◆ Work instructions ◆
Images excluded, repeat each entry below exactly.
(begin)
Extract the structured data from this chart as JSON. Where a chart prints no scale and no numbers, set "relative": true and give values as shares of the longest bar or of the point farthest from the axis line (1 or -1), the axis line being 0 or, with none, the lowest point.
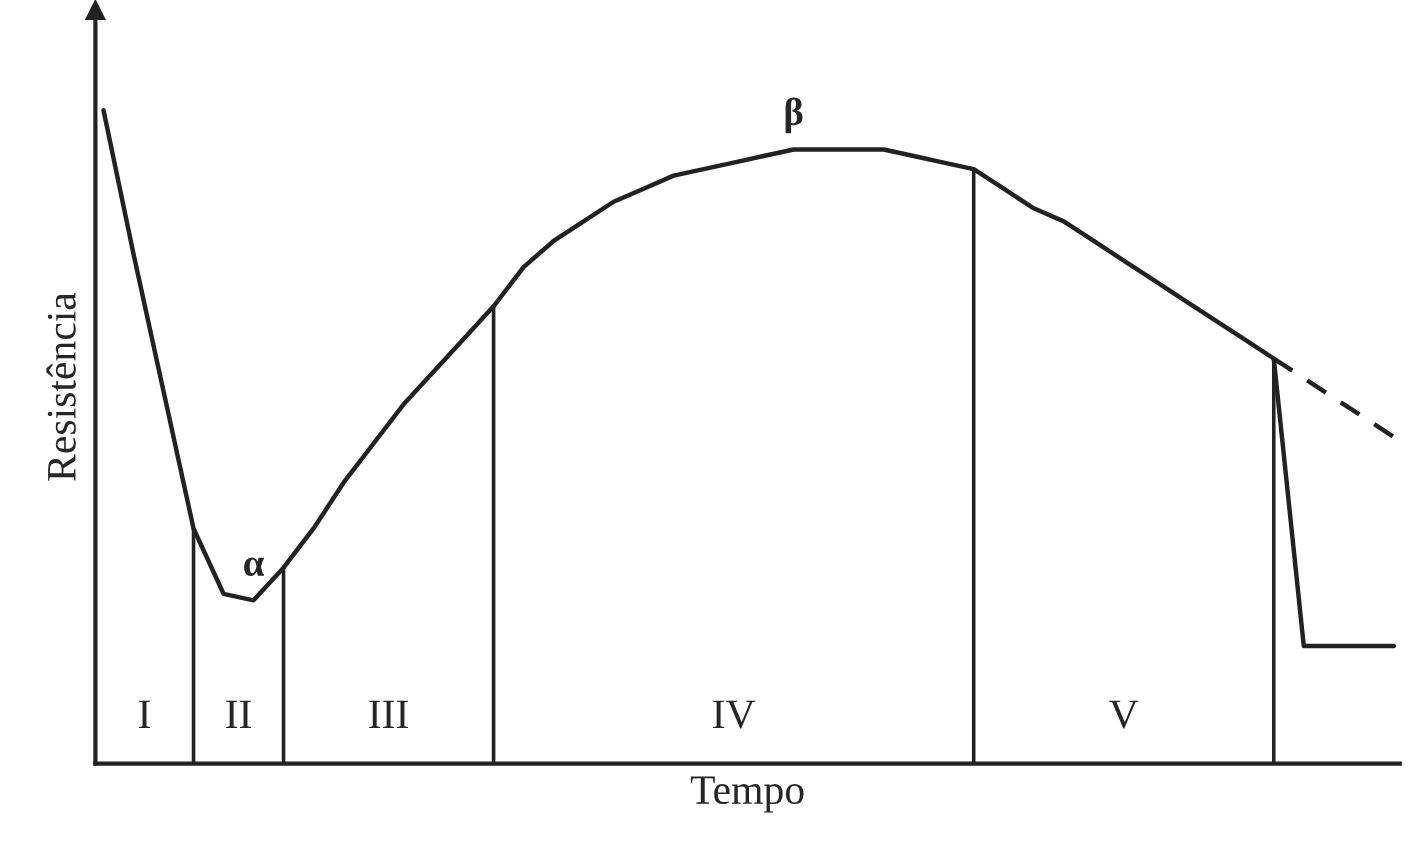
{
  "chart_data": {
    "type": "line",
    "relative": true,
    "xlabel": "Tempo",
    "ylabel": "Resistência",
    "tick_labels": false,
    "legend": false,
    "marker": "none",
    "categories": [
      null,
      null,
      null,
      null,
      null,
      null,
      null,
      null,
      null,
      null,
      null,
      null,
      null,
      null,
      null,
      null,
      null,
      null,
      null,
      null,
      null,
      null,
      null,
      null,
      null,
      null,
      null,
      null,
      null,
      null,
      null,
      null,
      null,
      null,
      null,
      null,
      null,
      null,
      null,
      null,
      null,
      null,
      null,
      null
    ],
    "series": [
      {
        "color": "#222222",
        "line_style": "solid",
        "values": [
          1.0,
          0.78,
          0.57,
          0.36,
          0.26,
          0.25,
          0.3,
          0.36,
          0.43,
          0.49,
          0.55,
          0.6,
          0.65,
          0.7,
          0.76,
          0.8,
          0.83,
          0.86,
          0.88,
          0.9,
          0.91,
          0.92,
          0.93,
          0.94,
          0.94,
          0.94,
          0.94,
          0.93,
          0.92,
          0.91,
          0.88,
          0.85,
          0.83,
          0.8,
          0.77,
          0.74,
          0.71,
          0.68,
          0.65,
          0.62,
          0.18,
          0.18,
          0.18,
          0.18
        ]
      },
      {
        "color": "#222222",
        "line_style": "dashed",
        "values": [
          null,
          null,
          null,
          null,
          null,
          null,
          null,
          null,
          null,
          null,
          null,
          null,
          null,
          null,
          null,
          null,
          null,
          null,
          null,
          null,
          null,
          null,
          null,
          null,
          null,
          null,
          null,
          null,
          null,
          null,
          null,
          null,
          null,
          null,
          null,
          null,
          null,
          null,
          null,
          0.62,
          0.59,
          0.56,
          0.53,
          0.5
        ]
      }
    ],
    "annotations": [
      "I",
      "II",
      "III",
      "IV",
      "V",
      {
        "text": "α",
        "y": 0.25
      },
      {
        "text": "β",
        "y": 0.94
      }
    ]
  }
}
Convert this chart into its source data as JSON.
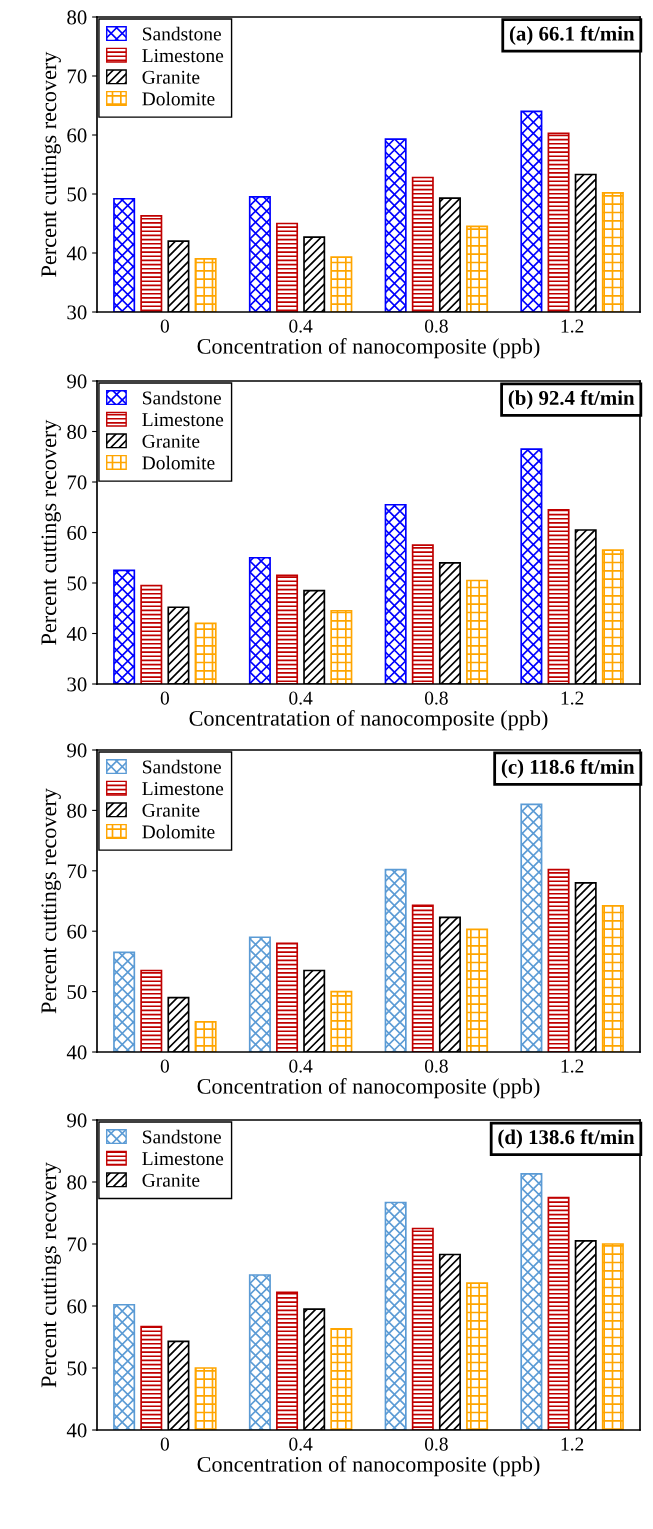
(end)
◆ Completed exercise ◆
Extract the structured data from this chart as JSON. Where a chart prints no scale and no numbers, set "relative": true and give values as shares of the longest bar or of the point farthest from the axis line (1 or -1), the axis line being 0 or, with none, the lowest point.
{
  "chart_data": {
    "type": "line",
    "relative": true,
    "xlabel": "Tempo",
    "ylabel": "Resistência",
    "tick_labels": false,
    "legend": false,
    "marker": "none",
    "categories": [
      null,
      null,
      null,
      null,
      null,
      null,
      null,
      null,
      null,
      null,
      null,
      null,
      null,
      null,
      null,
      null,
      null,
      null,
      null,
      null,
      null,
      null,
      null,
      null,
      null,
      null,
      null,
      null,
      null,
      null,
      null,
      null,
      null,
      null,
      null,
      null,
      null,
      null,
      null,
      null,
      null,
      null,
      null,
      null
    ],
    "series": [
      {
        "color": "#222222",
        "line_style": "solid",
        "values": [
          1.0,
          0.78,
          0.57,
          0.36,
          0.26,
          0.25,
          0.3,
          0.36,
          0.43,
          0.49,
          0.55,
          0.6,
          0.65,
          0.7,
          0.76,
          0.8,
          0.83,
          0.86,
          0.88,
          0.9,
          0.91,
          0.92,
          0.93,
          0.94,
          0.94,
          0.94,
          0.94,
          0.93,
          0.92,
          0.91,
          0.88,
          0.85,
          0.83,
          0.8,
          0.77,
          0.74,
          0.71,
          0.68,
          0.65,
          0.62,
          0.18,
          0.18,
          0.18,
          0.18
        ]
      },
      {
        "color": "#222222",
        "line_style": "dashed",
        "values": [
          null,
          null,
          null,
          null,
          null,
          null,
          null,
          null,
          null,
          null,
          null,
          null,
          null,
          null,
          null,
          null,
          null,
          null,
          null,
          null,
          null,
          null,
          null,
          null,
          null,
          null,
          null,
          null,
          null,
          null,
          null,
          null,
          null,
          null,
          null,
          null,
          null,
          null,
          null,
          0.62,
          0.59,
          0.56,
          0.53,
          0.5
        ]
      }
    ],
    "annotations": [
      "I",
      "II",
      "III",
      "IV",
      "V",
      {
        "text": "α",
        "y": 0.25
      },
      {
        "text": "β",
        "y": 0.94
      }
    ]
  }
}
Convert this chart into its source data as JSON.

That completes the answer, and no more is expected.